→ Your goal
The records below must be duplicated exactly, character for character.

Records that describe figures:
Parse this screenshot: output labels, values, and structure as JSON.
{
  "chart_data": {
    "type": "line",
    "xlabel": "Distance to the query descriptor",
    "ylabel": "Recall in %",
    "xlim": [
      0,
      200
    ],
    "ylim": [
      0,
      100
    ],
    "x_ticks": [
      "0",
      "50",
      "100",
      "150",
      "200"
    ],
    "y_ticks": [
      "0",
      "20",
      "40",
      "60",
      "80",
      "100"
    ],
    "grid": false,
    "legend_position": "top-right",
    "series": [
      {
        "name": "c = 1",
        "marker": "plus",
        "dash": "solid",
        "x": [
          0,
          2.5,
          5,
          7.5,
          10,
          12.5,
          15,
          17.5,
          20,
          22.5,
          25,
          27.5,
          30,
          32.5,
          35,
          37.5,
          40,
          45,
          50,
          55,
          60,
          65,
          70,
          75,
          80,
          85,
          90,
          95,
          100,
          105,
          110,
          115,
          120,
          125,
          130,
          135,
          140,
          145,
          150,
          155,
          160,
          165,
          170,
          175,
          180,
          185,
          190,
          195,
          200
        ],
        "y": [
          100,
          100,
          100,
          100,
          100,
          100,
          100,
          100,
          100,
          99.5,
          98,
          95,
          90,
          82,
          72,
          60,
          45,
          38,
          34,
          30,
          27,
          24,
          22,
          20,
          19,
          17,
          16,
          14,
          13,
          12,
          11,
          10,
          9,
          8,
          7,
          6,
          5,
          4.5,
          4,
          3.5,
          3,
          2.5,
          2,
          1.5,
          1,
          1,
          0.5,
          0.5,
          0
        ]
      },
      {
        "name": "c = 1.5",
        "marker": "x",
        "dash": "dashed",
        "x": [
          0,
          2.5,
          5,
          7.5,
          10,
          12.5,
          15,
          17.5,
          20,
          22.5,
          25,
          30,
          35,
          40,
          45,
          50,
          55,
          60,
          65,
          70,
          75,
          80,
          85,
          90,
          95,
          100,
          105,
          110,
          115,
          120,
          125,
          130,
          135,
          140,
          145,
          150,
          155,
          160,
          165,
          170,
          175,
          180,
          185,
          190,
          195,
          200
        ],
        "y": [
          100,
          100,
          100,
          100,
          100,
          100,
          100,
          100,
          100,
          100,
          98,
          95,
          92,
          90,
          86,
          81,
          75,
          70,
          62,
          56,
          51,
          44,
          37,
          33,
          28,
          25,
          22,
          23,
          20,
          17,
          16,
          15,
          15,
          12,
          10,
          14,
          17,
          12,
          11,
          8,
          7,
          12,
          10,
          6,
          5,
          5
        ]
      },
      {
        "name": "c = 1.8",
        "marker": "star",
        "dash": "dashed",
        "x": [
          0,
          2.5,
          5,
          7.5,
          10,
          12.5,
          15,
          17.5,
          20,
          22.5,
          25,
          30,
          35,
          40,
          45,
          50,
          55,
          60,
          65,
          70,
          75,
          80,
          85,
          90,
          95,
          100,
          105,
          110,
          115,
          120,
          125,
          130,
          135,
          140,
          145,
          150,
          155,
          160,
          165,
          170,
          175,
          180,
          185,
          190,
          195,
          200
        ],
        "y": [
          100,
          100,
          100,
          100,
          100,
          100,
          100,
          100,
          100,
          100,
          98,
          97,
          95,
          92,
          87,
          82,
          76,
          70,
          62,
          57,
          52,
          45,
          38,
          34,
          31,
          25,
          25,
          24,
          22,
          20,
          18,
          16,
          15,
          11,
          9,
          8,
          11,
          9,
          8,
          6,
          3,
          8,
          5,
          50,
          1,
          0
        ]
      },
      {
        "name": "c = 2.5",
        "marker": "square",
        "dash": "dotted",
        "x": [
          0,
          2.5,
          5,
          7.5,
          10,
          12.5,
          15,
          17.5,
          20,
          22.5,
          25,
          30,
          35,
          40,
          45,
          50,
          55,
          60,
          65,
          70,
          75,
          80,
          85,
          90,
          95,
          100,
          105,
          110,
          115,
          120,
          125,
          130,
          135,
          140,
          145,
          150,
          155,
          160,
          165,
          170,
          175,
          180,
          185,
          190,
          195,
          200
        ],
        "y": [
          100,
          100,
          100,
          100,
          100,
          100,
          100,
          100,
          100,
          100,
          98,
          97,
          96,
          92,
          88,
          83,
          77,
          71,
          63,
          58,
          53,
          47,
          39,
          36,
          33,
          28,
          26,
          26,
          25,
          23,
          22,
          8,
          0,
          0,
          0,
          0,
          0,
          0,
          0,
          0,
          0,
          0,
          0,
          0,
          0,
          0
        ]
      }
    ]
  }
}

→ Worked answer
Parse this screenshot: output labels, values, and structure as JSON.
{
  "chart_data": {
    "type": "line",
    "xlabel": "Distance to the query descriptor",
    "ylabel": "Recall in %",
    "xlim": [
      0,
      200
    ],
    "ylim": [
      0,
      100
    ],
    "x_ticks": [
      "0",
      "50",
      "100",
      "150",
      "200"
    ],
    "y_ticks": [
      "0",
      "20",
      "40",
      "60",
      "80",
      "100"
    ],
    "grid": false,
    "legend_position": "top-right",
    "series": [
      {
        "name": "c = 1",
        "marker": "plus",
        "dash": "solid",
        "x": [
          0,
          2.5,
          5,
          7.5,
          10,
          12.5,
          15,
          17.5,
          20,
          22.5,
          25,
          27.5,
          30,
          32.5,
          35,
          37.5,
          40,
          45,
          50,
          55,
          60,
          65,
          70,
          75,
          80,
          85,
          90,
          95,
          100,
          105,
          110,
          115,
          120,
          125,
          130,
          135,
          140,
          145,
          150,
          155,
          160,
          165,
          170,
          175,
          180,
          185,
          190,
          195,
          200
        ],
        "y": [
          100,
          100,
          100,
          100,
          100,
          100,
          100,
          100,
          100,
          99.5,
          98,
          95,
          90,
          82,
          72,
          60,
          45,
          38,
          34,
          30,
          27,
          24,
          22,
          20,
          19,
          17,
          16,
          14,
          13,
          12,
          11,
          10,
          9,
          8,
          7,
          6,
          5,
          4.5,
          4,
          3.5,
          3,
          2.5,
          2,
          1.5,
          1,
          1,
          0.5,
          0.5,
          0
        ]
      },
      {
        "name": "c = 1.5",
        "marker": "x",
        "dash": "dashed",
        "x": [
          0,
          2.5,
          5,
          7.5,
          10,
          12.5,
          15,
          17.5,
          20,
          22.5,
          25,
          30,
          35,
          40,
          45,
          50,
          55,
          60,
          65,
          70,
          75,
          80,
          85,
          90,
          95,
          100,
          105,
          110,
          115,
          120,
          125,
          130,
          135,
          140,
          145,
          150,
          155,
          160,
          165,
          170,
          175,
          180,
          185,
          190,
          195,
          200
        ],
        "y": [
          100,
          100,
          100,
          100,
          100,
          100,
          100,
          100,
          100,
          100,
          98,
          95,
          92,
          90,
          86,
          81,
          75,
          70,
          62,
          56,
          51,
          44,
          37,
          33,
          28,
          25,
          22,
          23,
          20,
          17,
          16,
          15,
          15,
          12,
          10,
          14,
          17,
          12,
          11,
          8,
          7,
          12,
          10,
          6,
          5,
          5
        ]
      },
      {
        "name": "c = 1.8",
        "marker": "star",
        "dash": "dashed",
        "x": [
          0,
          2.5,
          5,
          7.5,
          10,
          12.5,
          15,
          17.5,
          20,
          22.5,
          25,
          30,
          35,
          40,
          45,
          50,
          55,
          60,
          65,
          70,
          75,
          80,
          85,
          90,
          95,
          100,
          105,
          110,
          115,
          120,
          125,
          130,
          135,
          140,
          145,
          150,
          155,
          160,
          165,
          170,
          175,
          180,
          185,
          190,
          195,
          200
        ],
        "y": [
          100,
          100,
          100,
          100,
          100,
          100,
          100,
          100,
          100,
          100,
          98,
          97,
          95,
          92,
          87,
          82,
          76,
          70,
          62,
          57,
          52,
          45,
          38,
          34,
          31,
          25,
          25,
          24,
          22,
          20,
          18,
          16,
          15,
          11,
          9,
          8,
          11,
          9,
          8,
          6,
          3,
          8,
          5,
          50,
          1,
          0
        ]
      },
      {
        "name": "c = 2.5",
        "marker": "square",
        "dash": "dotted",
        "x": [
          0,
          2.5,
          5,
          7.5,
          10,
          12.5,
          15,
          17.5,
          20,
          22.5,
          25,
          30,
          35,
          40,
          45,
          50,
          55,
          60,
          65,
          70,
          75,
          80,
          85,
          90,
          95,
          100,
          105,
          110,
          115,
          120,
          125,
          130,
          135,
          140,
          145,
          150,
          155,
          160,
          165,
          170,
          175,
          180,
          185,
          190,
          195,
          200
        ],
        "y": [
          100,
          100,
          100,
          100,
          100,
          100,
          100,
          100,
          100,
          100,
          98,
          97,
          96,
          92,
          88,
          83,
          77,
          71,
          63,
          58,
          53,
          47,
          39,
          36,
          33,
          28,
          26,
          26,
          25,
          23,
          22,
          8,
          0,
          0,
          0,
          0,
          0,
          0,
          0,
          0,
          0,
          0,
          0,
          0,
          0,
          0
        ]
      }
    ]
  }
}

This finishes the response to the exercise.